● Direction:
Give the number of lines in the listing that hold the word "label". Write nothing but that number.

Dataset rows
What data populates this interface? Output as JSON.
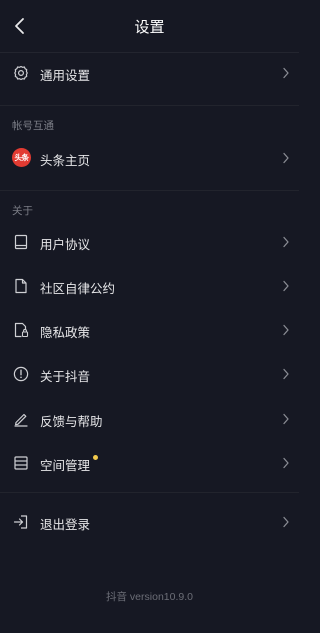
{
  "nav": {
    "title": "设置"
  },
  "general": {
    "label": "通用设置"
  },
  "account_section": {
    "title": "帐号互通",
    "toutiao": {
      "badge": "头条",
      "label": "头条主页"
    }
  },
  "about_section": {
    "title": "关于",
    "items": [
      {
        "label": "用户协议",
        "icon": "book-icon"
      },
      {
        "label": "社区自律公约",
        "icon": "document-icon"
      },
      {
        "label": "隐私政策",
        "icon": "privacy-lock-icon"
      },
      {
        "label": "关于抖音",
        "icon": "info-icon"
      },
      {
        "label": "反馈与帮助",
        "icon": "edit-pen-icon"
      },
      {
        "label": "空间管理",
        "icon": "storage-icon",
        "badge_dot": true
      }
    ]
  },
  "logout": {
    "label": "退出登录"
  },
  "footer": {
    "version": "抖音 version10.9.0"
  },
  "colors": {
    "background": "#161823",
    "badge_dot": "#f2c94c",
    "toutiao_red": "#e23b32"
  }
}
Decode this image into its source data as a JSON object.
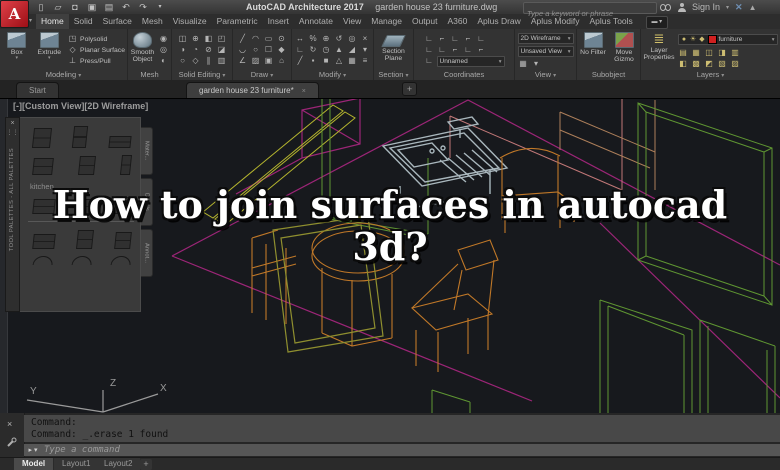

● Answer for the task:
9